The data ->

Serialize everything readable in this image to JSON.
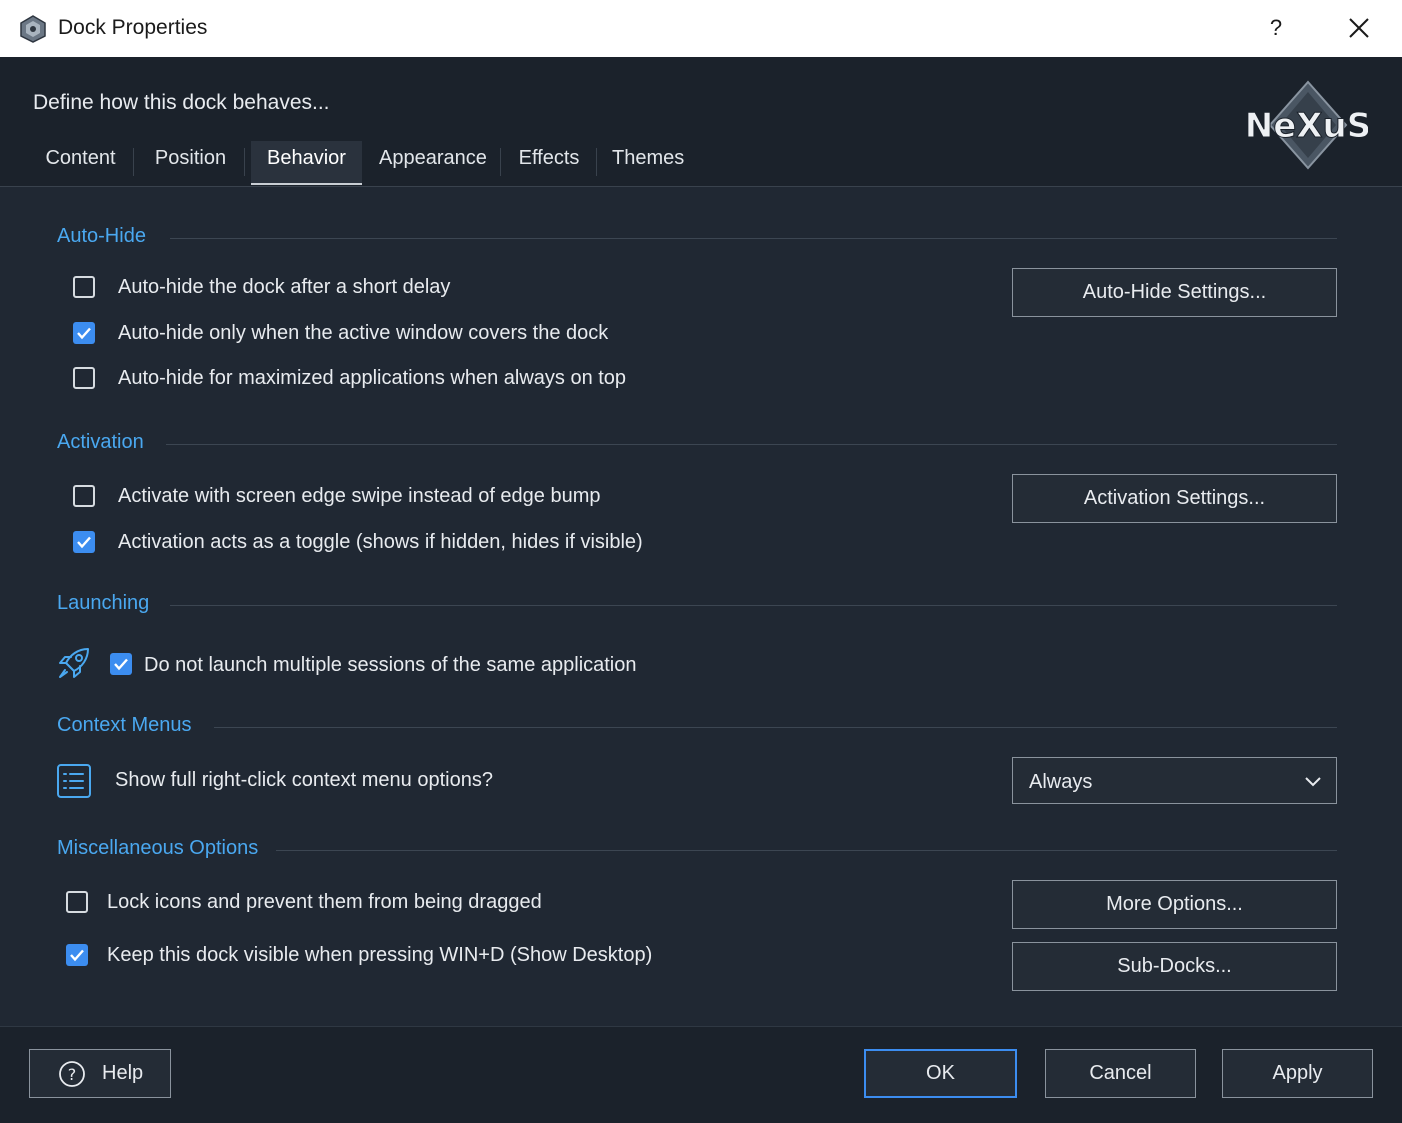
{
  "window": {
    "title": "Dock Properties",
    "help_glyph": "?"
  },
  "header": {
    "subtitle": "Define how this dock behaves...",
    "logo_text": "NeXuS"
  },
  "tabs": [
    {
      "label": "Content",
      "active": false
    },
    {
      "label": "Position",
      "active": false
    },
    {
      "label": "Behavior",
      "active": true
    },
    {
      "label": "Appearance",
      "active": false
    },
    {
      "label": "Effects",
      "active": false
    },
    {
      "label": "Themes",
      "active": false
    }
  ],
  "sections": {
    "autohide": {
      "title": "Auto-Hide",
      "options": [
        {
          "label": "Auto-hide the dock after a short delay",
          "checked": false
        },
        {
          "label": "Auto-hide only when the active window covers the dock",
          "checked": true
        },
        {
          "label": "Auto-hide for maximized applications when always on top",
          "checked": false
        }
      ],
      "button": "Auto-Hide Settings..."
    },
    "activation": {
      "title": "Activation",
      "options": [
        {
          "label": "Activate with screen edge swipe instead of edge bump",
          "checked": false
        },
        {
          "label": "Activation acts as a toggle (shows if hidden, hides if visible)",
          "checked": true
        }
      ],
      "button": "Activation Settings..."
    },
    "launching": {
      "title": "Launching",
      "options": [
        {
          "label": "Do not launch multiple sessions of the same application",
          "checked": true
        }
      ]
    },
    "context": {
      "title": "Context Menus",
      "question": "Show full right-click context menu options?",
      "selected": "Always"
    },
    "misc": {
      "title": "Miscellaneous Options",
      "options": [
        {
          "label": "Lock icons and prevent them from being dragged",
          "checked": false
        },
        {
          "label": "Keep this dock visible when pressing WIN+D (Show Desktop)",
          "checked": true
        }
      ],
      "buttons": [
        "More Options...",
        "Sub-Docks..."
      ]
    }
  },
  "footer": {
    "help": "Help",
    "ok": "OK",
    "cancel": "Cancel",
    "apply": "Apply"
  },
  "colors": {
    "accent": "#3c8df0",
    "section_title": "#4aa8f0",
    "background": "#202833"
  }
}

What the task requires -> How many lines of the listing include the string "this"? Answer with the number alone.

Task response -> 3